SOURCE MATERIAL:
════════════════
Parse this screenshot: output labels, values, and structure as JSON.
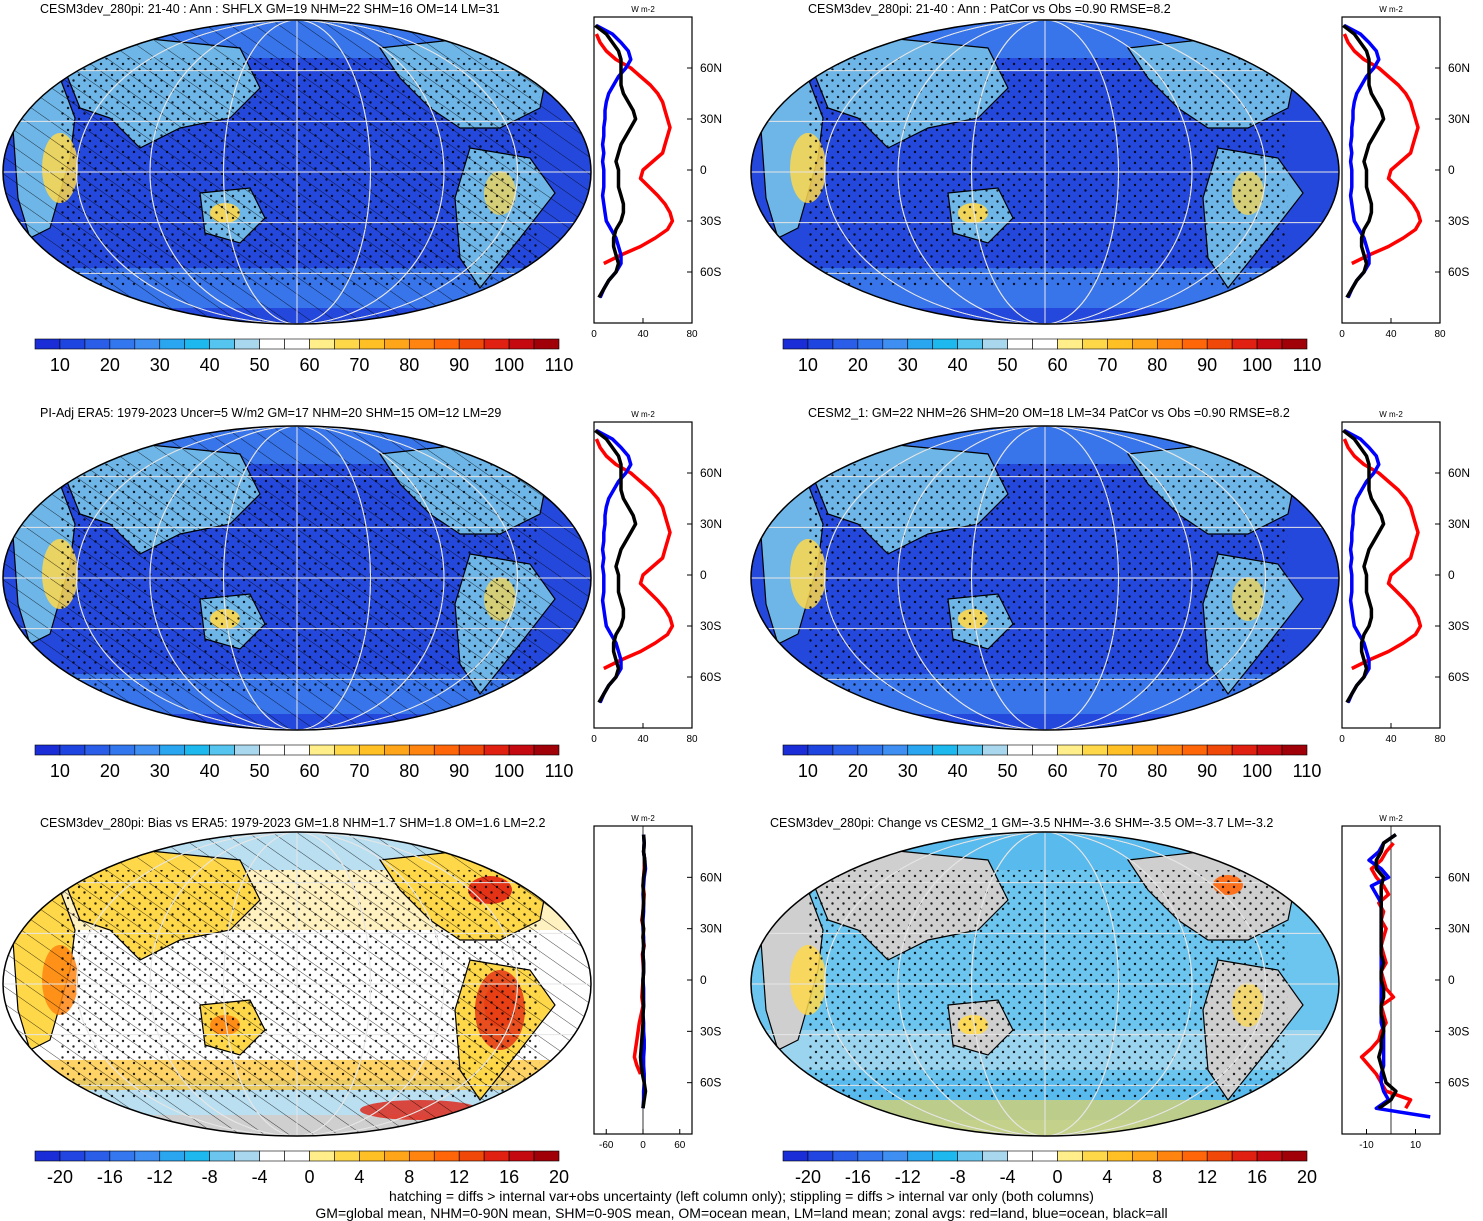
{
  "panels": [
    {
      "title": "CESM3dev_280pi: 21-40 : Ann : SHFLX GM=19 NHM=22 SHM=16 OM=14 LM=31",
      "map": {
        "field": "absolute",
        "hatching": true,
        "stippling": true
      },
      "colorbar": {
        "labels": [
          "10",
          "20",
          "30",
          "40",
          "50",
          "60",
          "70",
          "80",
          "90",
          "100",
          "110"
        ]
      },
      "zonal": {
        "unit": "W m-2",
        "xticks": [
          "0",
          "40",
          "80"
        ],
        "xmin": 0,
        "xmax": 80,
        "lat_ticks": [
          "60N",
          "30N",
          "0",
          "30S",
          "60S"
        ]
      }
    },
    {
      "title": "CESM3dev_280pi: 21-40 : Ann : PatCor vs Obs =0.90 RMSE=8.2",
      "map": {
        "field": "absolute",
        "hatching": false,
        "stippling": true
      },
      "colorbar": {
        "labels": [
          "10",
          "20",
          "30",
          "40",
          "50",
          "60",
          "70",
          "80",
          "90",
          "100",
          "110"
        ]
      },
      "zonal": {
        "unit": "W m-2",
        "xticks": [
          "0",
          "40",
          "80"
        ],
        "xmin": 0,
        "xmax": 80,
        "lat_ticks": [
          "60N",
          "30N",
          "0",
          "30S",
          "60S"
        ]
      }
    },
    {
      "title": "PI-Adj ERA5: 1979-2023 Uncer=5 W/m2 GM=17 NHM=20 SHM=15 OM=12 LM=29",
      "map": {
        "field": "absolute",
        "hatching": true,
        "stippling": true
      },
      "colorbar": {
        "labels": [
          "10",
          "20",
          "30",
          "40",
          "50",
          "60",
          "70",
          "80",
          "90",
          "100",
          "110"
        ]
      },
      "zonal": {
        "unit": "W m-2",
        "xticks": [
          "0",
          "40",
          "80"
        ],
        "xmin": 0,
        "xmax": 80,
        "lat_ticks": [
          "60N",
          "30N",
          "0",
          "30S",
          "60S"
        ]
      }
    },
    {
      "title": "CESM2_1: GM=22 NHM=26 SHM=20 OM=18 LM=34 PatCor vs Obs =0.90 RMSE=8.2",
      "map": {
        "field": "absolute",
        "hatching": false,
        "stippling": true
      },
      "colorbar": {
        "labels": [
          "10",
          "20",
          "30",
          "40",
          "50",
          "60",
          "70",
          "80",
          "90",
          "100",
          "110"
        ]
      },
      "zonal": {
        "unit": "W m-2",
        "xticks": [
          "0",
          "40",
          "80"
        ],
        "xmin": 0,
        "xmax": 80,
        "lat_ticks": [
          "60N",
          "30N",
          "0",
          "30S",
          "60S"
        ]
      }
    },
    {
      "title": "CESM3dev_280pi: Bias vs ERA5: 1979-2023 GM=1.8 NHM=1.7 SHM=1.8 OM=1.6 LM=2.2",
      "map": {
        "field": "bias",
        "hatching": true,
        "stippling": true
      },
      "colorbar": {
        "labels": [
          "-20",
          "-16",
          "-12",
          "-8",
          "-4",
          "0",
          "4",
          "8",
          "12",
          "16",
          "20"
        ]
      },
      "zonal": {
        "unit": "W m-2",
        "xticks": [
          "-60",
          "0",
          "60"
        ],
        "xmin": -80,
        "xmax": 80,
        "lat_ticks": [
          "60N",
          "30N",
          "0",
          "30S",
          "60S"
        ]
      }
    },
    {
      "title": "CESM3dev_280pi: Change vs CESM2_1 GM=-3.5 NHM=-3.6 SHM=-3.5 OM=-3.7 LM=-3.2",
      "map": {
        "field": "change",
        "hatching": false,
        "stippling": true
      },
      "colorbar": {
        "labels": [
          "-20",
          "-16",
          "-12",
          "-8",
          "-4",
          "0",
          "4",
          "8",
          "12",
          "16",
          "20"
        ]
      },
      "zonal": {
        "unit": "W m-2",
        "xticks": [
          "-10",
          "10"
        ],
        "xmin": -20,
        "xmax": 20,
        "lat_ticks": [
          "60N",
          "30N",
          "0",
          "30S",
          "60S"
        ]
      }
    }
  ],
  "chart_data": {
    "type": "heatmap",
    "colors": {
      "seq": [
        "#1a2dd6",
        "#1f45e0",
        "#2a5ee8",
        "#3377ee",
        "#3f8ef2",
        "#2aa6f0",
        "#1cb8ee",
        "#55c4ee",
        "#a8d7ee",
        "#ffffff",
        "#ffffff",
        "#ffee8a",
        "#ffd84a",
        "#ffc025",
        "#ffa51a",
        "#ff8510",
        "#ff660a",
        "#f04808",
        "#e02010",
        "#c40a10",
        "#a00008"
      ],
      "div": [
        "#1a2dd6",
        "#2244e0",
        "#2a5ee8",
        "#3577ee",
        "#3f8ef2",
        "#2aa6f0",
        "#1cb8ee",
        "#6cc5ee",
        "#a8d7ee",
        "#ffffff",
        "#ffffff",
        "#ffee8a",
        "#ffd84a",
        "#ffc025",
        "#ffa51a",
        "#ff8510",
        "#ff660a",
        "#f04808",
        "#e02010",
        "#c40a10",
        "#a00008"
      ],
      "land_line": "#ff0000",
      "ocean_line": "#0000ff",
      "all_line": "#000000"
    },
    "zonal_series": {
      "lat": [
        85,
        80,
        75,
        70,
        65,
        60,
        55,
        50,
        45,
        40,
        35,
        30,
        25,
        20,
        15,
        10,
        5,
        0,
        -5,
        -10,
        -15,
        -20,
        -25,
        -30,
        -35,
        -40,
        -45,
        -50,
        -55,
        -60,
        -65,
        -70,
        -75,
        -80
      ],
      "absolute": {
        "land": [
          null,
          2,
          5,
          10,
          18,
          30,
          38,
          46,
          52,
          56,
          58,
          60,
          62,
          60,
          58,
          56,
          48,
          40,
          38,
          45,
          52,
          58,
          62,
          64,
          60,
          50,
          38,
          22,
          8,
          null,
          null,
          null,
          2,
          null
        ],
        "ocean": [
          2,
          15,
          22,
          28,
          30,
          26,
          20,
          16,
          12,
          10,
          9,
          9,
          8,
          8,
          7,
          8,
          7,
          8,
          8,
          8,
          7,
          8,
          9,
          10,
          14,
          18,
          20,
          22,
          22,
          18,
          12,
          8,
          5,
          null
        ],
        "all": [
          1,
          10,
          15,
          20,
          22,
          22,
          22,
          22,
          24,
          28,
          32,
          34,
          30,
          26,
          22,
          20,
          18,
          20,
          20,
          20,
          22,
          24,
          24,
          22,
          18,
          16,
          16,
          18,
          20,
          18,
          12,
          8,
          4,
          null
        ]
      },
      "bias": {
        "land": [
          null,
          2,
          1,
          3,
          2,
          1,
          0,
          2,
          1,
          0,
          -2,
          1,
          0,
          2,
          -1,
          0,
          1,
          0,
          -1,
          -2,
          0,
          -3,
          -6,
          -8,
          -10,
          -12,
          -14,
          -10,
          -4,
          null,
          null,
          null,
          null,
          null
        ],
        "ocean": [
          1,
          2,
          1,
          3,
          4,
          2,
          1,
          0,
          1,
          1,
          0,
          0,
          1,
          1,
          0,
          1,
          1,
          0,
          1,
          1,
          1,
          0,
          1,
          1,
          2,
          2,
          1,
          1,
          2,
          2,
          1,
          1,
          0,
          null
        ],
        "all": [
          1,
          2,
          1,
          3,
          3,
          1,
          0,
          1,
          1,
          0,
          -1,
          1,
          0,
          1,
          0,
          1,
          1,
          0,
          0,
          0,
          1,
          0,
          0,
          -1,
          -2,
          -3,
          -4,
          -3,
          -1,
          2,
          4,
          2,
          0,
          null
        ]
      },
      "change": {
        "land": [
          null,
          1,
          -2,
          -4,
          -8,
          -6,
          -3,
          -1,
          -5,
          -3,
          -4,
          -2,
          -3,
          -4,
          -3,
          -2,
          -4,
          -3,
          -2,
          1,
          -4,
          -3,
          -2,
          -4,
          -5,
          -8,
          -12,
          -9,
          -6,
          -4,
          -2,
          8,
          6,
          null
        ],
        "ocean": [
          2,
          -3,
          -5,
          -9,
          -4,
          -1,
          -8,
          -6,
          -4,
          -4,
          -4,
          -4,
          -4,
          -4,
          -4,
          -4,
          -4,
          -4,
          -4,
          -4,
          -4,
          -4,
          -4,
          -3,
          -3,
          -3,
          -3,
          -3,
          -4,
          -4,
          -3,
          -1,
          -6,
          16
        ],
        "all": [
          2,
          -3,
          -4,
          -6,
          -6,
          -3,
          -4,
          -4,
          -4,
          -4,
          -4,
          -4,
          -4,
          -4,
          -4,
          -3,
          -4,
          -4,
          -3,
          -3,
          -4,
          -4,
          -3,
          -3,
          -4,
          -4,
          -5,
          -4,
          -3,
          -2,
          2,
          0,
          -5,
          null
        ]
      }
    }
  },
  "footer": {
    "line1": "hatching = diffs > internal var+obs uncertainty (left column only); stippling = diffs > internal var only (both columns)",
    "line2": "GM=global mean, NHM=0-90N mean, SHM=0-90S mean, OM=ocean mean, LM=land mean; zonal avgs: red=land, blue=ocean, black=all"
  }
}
════════════════
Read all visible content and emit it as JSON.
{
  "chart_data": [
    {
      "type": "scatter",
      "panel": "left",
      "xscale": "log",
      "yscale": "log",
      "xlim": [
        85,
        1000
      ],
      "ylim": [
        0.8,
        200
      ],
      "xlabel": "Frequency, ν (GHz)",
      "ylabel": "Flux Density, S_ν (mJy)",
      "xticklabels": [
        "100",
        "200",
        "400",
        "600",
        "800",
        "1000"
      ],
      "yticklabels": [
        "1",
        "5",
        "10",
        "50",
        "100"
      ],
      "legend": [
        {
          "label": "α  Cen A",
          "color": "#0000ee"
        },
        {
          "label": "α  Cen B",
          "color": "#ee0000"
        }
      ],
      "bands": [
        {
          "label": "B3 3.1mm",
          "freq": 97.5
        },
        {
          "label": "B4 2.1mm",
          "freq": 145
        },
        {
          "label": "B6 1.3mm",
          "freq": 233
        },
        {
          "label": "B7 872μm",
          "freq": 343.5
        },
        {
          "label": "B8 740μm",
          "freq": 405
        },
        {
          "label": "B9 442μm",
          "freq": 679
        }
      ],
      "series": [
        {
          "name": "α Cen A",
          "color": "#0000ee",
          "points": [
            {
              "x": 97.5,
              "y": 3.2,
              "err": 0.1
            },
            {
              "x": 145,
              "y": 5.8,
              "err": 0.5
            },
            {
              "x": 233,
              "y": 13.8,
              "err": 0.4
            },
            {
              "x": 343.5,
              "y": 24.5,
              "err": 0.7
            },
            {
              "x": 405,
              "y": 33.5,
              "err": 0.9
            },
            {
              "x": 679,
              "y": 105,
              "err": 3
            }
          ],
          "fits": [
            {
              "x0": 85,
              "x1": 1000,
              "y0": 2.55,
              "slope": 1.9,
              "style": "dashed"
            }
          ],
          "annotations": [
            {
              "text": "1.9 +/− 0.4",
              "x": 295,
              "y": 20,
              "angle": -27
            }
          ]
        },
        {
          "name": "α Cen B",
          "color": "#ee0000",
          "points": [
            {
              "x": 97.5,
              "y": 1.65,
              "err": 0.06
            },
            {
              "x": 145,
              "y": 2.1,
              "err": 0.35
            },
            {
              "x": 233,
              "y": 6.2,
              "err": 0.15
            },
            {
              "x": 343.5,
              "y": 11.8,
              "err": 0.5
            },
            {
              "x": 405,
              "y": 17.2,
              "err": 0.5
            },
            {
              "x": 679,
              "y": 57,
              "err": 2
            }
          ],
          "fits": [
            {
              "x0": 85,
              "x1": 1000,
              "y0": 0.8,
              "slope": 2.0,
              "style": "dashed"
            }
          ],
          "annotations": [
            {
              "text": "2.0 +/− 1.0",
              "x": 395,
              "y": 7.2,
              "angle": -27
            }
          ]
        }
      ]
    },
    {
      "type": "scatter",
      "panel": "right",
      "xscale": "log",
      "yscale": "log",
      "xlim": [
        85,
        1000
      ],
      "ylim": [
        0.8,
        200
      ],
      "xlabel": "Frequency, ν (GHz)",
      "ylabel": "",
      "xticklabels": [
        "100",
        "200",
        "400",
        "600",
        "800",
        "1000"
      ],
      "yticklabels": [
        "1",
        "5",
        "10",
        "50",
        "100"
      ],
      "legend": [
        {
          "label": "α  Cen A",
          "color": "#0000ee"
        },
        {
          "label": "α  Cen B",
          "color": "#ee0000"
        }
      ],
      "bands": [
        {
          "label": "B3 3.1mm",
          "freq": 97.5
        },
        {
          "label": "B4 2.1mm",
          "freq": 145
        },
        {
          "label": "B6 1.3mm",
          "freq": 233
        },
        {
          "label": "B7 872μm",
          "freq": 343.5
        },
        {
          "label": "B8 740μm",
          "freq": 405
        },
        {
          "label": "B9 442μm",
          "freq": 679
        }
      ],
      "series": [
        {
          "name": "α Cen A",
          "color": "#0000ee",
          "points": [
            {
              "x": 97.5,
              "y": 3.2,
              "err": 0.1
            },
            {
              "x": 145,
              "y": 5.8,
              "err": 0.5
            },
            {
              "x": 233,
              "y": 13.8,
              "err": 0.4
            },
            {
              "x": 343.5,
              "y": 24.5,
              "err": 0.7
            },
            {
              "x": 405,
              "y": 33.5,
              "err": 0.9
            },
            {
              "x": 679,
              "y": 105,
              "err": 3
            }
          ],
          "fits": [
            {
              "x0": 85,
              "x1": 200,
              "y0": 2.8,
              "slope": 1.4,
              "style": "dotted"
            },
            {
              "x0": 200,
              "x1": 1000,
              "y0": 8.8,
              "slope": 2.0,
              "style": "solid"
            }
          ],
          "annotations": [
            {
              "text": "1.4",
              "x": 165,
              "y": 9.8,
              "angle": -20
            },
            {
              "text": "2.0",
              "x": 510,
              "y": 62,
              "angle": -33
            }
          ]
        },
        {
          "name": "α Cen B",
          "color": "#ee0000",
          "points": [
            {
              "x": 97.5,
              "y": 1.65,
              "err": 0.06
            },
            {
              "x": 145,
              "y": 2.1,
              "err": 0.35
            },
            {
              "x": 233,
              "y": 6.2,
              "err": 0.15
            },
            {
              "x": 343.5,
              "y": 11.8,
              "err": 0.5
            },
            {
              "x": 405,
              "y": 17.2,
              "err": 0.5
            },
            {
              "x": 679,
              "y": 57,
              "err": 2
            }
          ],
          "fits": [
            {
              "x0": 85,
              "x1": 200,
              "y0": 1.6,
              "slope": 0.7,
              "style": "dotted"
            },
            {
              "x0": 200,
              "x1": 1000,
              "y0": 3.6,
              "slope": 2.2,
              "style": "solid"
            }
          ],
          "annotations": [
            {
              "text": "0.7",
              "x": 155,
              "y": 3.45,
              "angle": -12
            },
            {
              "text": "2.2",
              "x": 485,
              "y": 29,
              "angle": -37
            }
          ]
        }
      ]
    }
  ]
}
════════════════
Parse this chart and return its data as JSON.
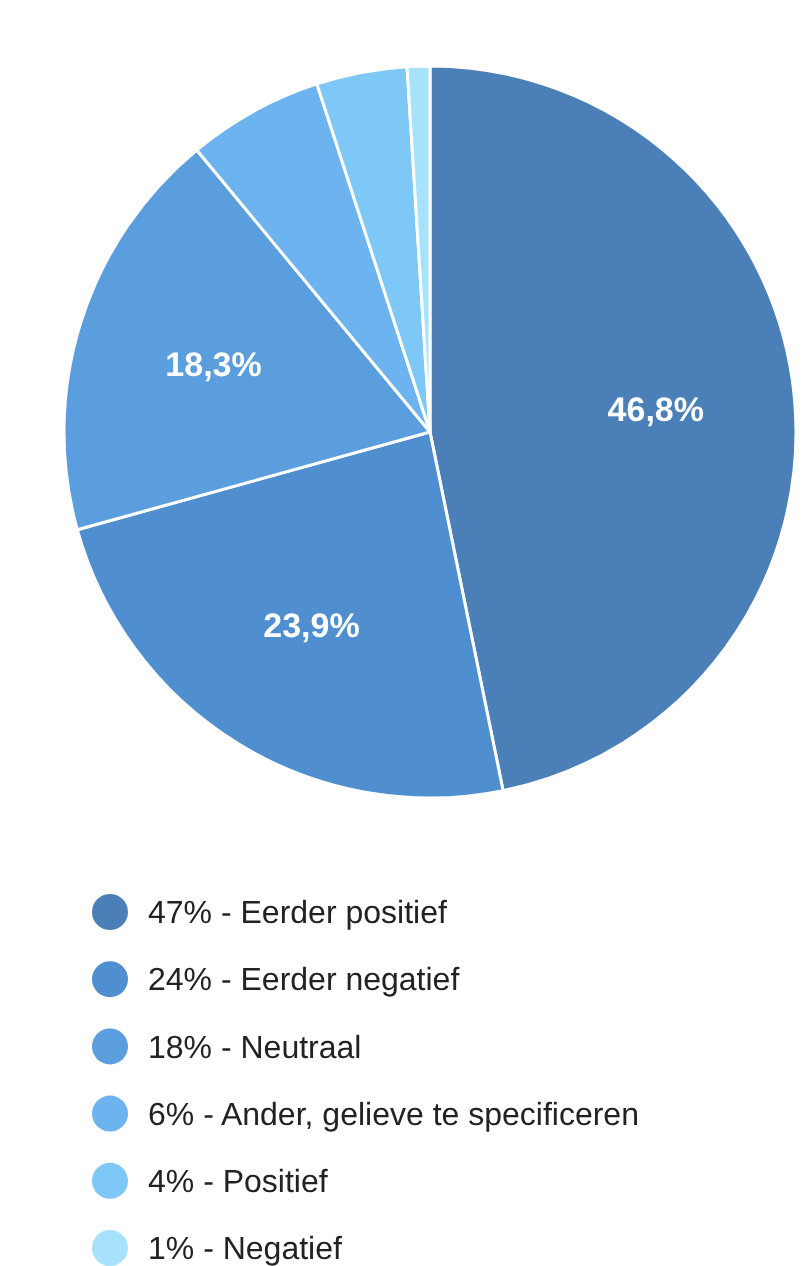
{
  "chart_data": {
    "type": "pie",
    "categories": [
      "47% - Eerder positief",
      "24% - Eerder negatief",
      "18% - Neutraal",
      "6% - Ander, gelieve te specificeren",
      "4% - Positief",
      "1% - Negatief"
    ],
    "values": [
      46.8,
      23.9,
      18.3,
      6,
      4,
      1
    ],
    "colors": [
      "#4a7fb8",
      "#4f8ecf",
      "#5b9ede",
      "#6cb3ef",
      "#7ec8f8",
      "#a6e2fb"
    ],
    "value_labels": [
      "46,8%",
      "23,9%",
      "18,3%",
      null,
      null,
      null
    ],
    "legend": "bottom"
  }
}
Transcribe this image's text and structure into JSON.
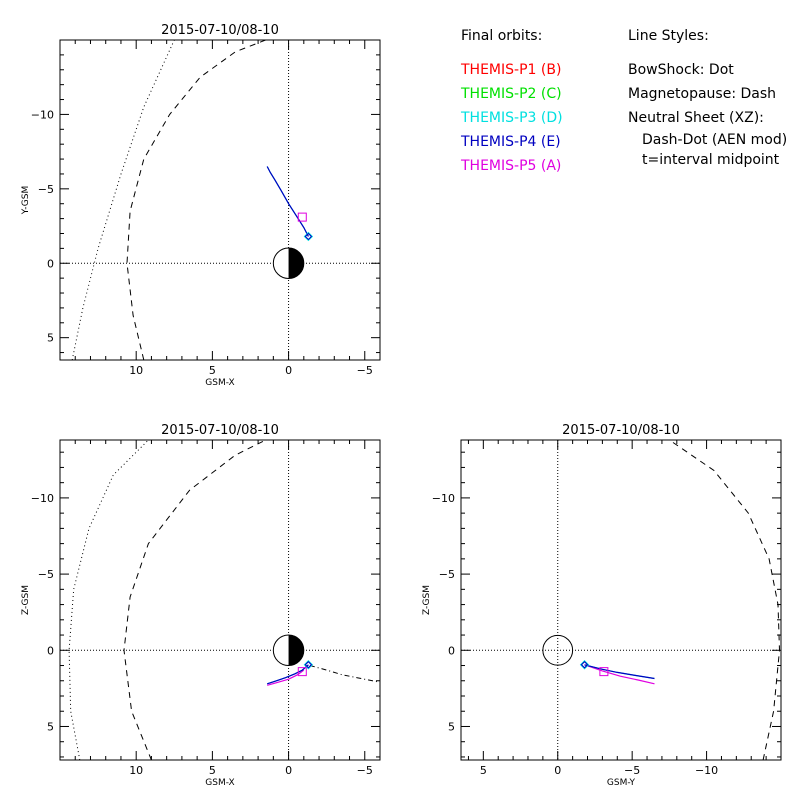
════════════════
BRIEF:
In the listing above, find the line with "Parse this chart and return its data as JSON." and the line with "Transcribe this image's". Copy exactly those two and every line between, without the pictures.

TASK RESULT:
Parse this chart and return its data as JSON.
{
  "chart_data": {
    "type": "pie",
    "categories": [
      "47% - Eerder positief",
      "24% - Eerder negatief",
      "18% - Neutraal",
      "6% - Ander, gelieve te specificeren",
      "4% - Positief",
      "1% - Negatief"
    ],
    "values": [
      46.8,
      23.9,
      18.3,
      6,
      4,
      1
    ],
    "colors": [
      "#4a7fb8",
      "#4f8ecf",
      "#5b9ede",
      "#6cb3ef",
      "#7ec8f8",
      "#a6e2fb"
    ],
    "value_labels": [
      "46,8%",
      "23,9%",
      "18,3%",
      null,
      null,
      null
    ],
    "legend": "bottom"
  }
}
Transcribe this image's text and structure into JSON.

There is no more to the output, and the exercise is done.